* [DESCRIPTION OF THE TASK]: Seek out every line containing the word "like", and copy each.

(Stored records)
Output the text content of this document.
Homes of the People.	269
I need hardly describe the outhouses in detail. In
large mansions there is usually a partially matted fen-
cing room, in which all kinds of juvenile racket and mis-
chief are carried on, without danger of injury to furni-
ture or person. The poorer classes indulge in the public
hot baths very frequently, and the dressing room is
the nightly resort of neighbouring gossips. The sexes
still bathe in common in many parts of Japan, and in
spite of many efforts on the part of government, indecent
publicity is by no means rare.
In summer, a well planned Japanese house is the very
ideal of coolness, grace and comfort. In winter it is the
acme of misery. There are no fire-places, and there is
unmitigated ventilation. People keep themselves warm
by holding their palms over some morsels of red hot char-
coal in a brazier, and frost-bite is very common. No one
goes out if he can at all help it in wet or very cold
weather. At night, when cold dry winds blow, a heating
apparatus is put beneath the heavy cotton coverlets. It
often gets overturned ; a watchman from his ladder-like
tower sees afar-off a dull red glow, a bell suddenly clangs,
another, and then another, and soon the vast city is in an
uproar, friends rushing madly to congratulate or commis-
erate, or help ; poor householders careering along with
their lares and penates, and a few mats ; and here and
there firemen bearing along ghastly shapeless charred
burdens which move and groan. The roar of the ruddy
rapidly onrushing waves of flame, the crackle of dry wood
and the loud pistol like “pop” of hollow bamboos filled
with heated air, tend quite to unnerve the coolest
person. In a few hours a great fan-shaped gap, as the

* [IN RESPONSE]:
often gets overturned ; a watchman from his ladder-like
and the loud pistol like “pop” of hollow bamboos filled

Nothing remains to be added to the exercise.